### Stated task
Repeat the records word for word, excluding any picture.

### Records for this task
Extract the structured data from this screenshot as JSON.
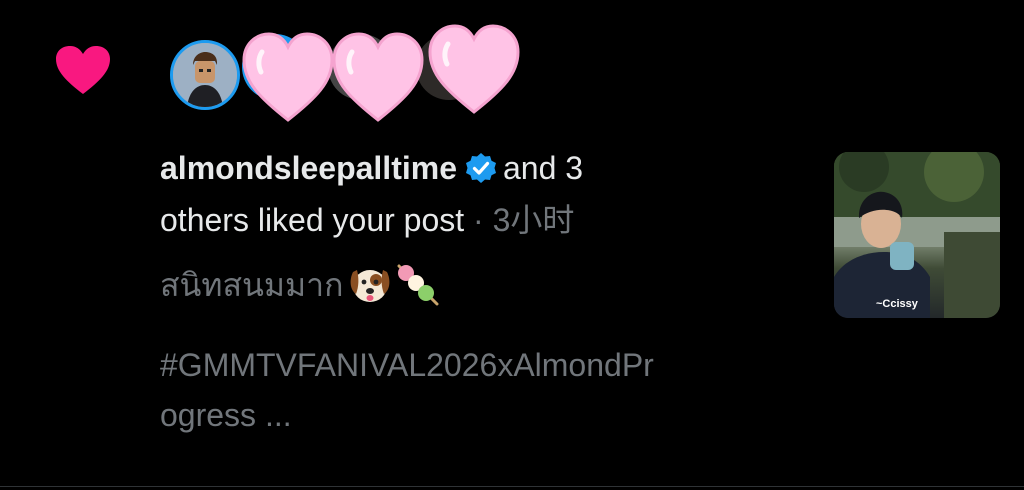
{
  "notification": {
    "type_icon": "heart-icon",
    "reaction_icon": "pink-heart-icon",
    "username": "almondsleepalltime",
    "verified_icon": "verified-badge-icon",
    "headline_rest_1": "and 3",
    "headline_rest_2": "others liked your post",
    "separator": "·",
    "timestamp": "3小时",
    "post_text_line1": "สนิทสนมมาก",
    "post_emoji_1": "dog-face-emoji",
    "post_emoji_2": "dango-emoji",
    "post_hashtag_line1": "#GMMTVFANIVAL2026xAlmondPr",
    "post_hashtag_line2": "ogress ...",
    "thumbnail_watermark": "~Ccissy",
    "colors": {
      "like_heart": "#f91880",
      "reaction_heart": "#ffc3e6",
      "verified": "#1d9bf0",
      "primary_text": "#e7e9ea",
      "secondary_text": "#71767b",
      "background": "#000000"
    }
  }
}
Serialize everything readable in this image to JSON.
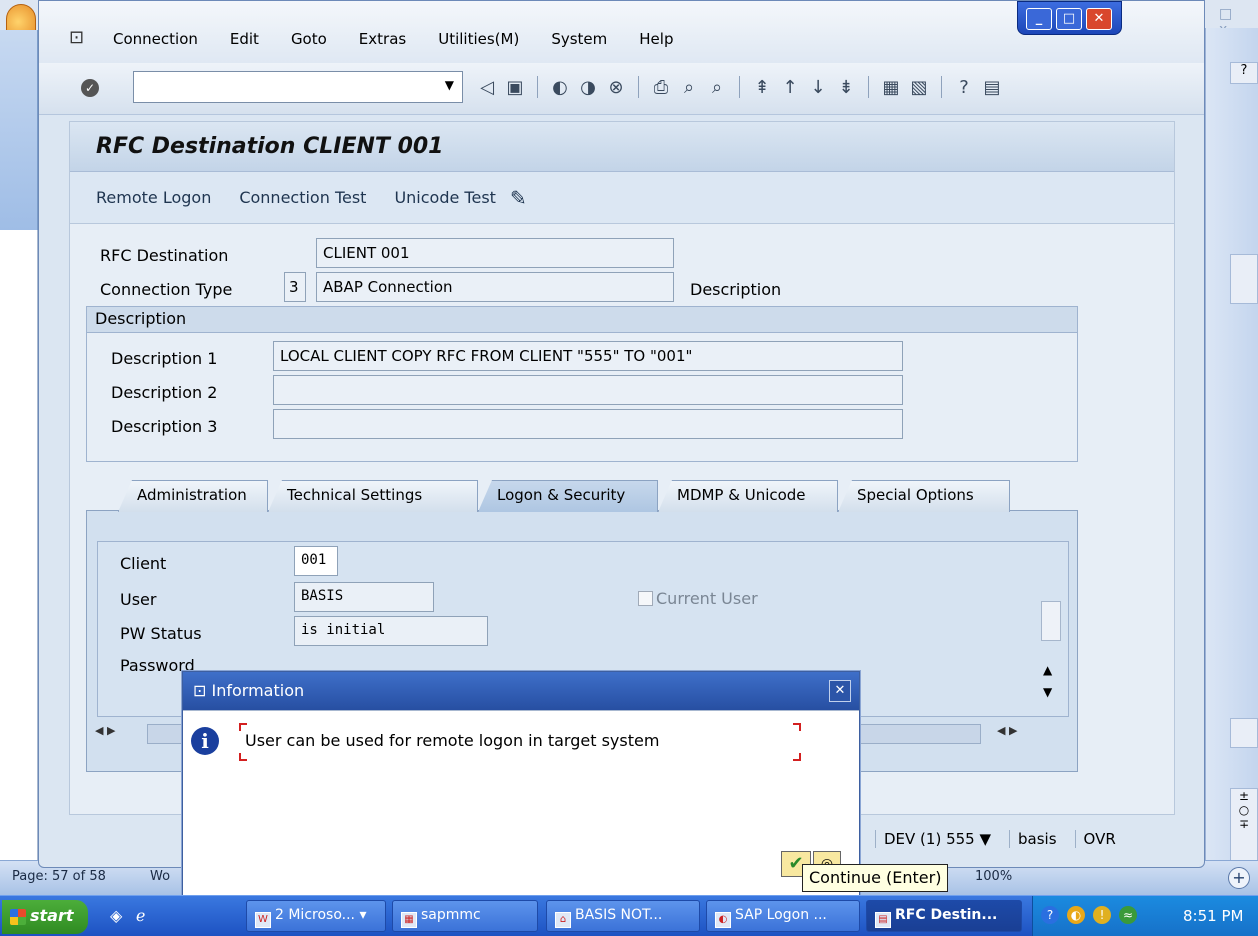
{
  "word": {
    "status_page": "Page: 57 of 58",
    "status_w": "Wo",
    "zoom": "100%"
  },
  "menubar": {
    "items": [
      "Connection",
      "Edit",
      "Goto",
      "Extras",
      "Utilities(M)",
      "System",
      "Help"
    ]
  },
  "title": "RFC Destination CLIENT 001",
  "app_toolbar": {
    "remote_logon": "Remote Logon",
    "connection_test": "Connection Test",
    "unicode_test": "Unicode Test"
  },
  "header": {
    "rfc_dest_label": "RFC Destination",
    "rfc_dest_value": "CLIENT 001",
    "conn_type_label": "Connection Type",
    "conn_type_code": "3",
    "conn_type_value": "ABAP Connection",
    "description_label": "Description"
  },
  "desc_group": {
    "title": "Description",
    "d1_label": "Description 1",
    "d1_value": "LOCAL CLIENT COPY RFC FROM  CLIENT \"555\" TO \"001\"",
    "d2_label": "Description 2",
    "d2_value": "",
    "d3_label": "Description 3",
    "d3_value": ""
  },
  "tabs": [
    "Administration",
    "Technical Settings",
    "Logon & Security",
    "MDMP & Unicode",
    "Special Options"
  ],
  "logon": {
    "client_label": "Client",
    "client_value": "001",
    "user_label": "User",
    "user_value": "BASIS",
    "current_user_label": "Current User",
    "pw_status_label": "PW Status",
    "pw_status_value": "is initial",
    "password_label": "Password"
  },
  "sap_status": {
    "system": "DEV (1) 555",
    "user": "basis",
    "mode": "OVR"
  },
  "dialog": {
    "title": "Information",
    "message": "User can be used for remote logon in target system",
    "tooltip": "Continue   (Enter)"
  },
  "taskbar": {
    "start": "start",
    "tasks": [
      "2 Microso...",
      "sapmmc",
      "BASIS NOT...",
      "SAP Logon ...",
      "RFC Destin..."
    ],
    "time": "8:51 PM"
  }
}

### Answer to the task
Extract the structured data from this screenshot as JSON.
{
  "notification": {
    "type_icon": "heart-icon",
    "reaction_icon": "pink-heart-icon",
    "username": "almondsleepalltime",
    "verified_icon": "verified-badge-icon",
    "headline_rest_1": "and 3",
    "headline_rest_2": "others liked your post",
    "separator": "·",
    "timestamp": "3小时",
    "post_text_line1": "สนิทสนมมาก",
    "post_emoji_1": "dog-face-emoji",
    "post_emoji_2": "dango-emoji",
    "post_hashtag_line1": "#GMMTVFANIVAL2026xAlmondPr",
    "post_hashtag_line2": "ogress ...",
    "thumbnail_watermark": "~Ccissy",
    "colors": {
      "like_heart": "#f91880",
      "reaction_heart": "#ffc3e6",
      "verified": "#1d9bf0",
      "primary_text": "#e7e9ea",
      "secondary_text": "#71767b",
      "background": "#000000"
    }
  }
}
Serialize everything readable in this image to JSON.
{
  "word": {
    "status_page": "Page: 57 of 58",
    "status_w": "Wo",
    "zoom": "100%"
  },
  "menubar": {
    "items": [
      "Connection",
      "Edit",
      "Goto",
      "Extras",
      "Utilities(M)",
      "System",
      "Help"
    ]
  },
  "title": "RFC Destination CLIENT 001",
  "app_toolbar": {
    "remote_logon": "Remote Logon",
    "connection_test": "Connection Test",
    "unicode_test": "Unicode Test"
  },
  "header": {
    "rfc_dest_label": "RFC Destination",
    "rfc_dest_value": "CLIENT 001",
    "conn_type_label": "Connection Type",
    "conn_type_code": "3",
    "conn_type_value": "ABAP Connection",
    "description_label": "Description"
  },
  "desc_group": {
    "title": "Description",
    "d1_label": "Description 1",
    "d1_value": "LOCAL CLIENT COPY RFC FROM  CLIENT \"555\" TO \"001\"",
    "d2_label": "Description 2",
    "d2_value": "",
    "d3_label": "Description 3",
    "d3_value": ""
  },
  "tabs": [
    "Administration",
    "Technical Settings",
    "Logon & Security",
    "MDMP & Unicode",
    "Special Options"
  ],
  "logon": {
    "client_label": "Client",
    "client_value": "001",
    "user_label": "User",
    "user_value": "BASIS",
    "current_user_label": "Current User",
    "pw_status_label": "PW Status",
    "pw_status_value": "is initial",
    "password_label": "Password"
  },
  "sap_status": {
    "system": "DEV (1) 555",
    "user": "basis",
    "mode": "OVR"
  },
  "dialog": {
    "title": "Information",
    "message": "User can be used for remote logon in target system",
    "tooltip": "Continue   (Enter)"
  },
  "taskbar": {
    "start": "start",
    "tasks": [
      "2 Microso...",
      "sapmmc",
      "BASIS NOT...",
      "SAP Logon ...",
      "RFC Destin..."
    ],
    "time": "8:51 PM"
  }
}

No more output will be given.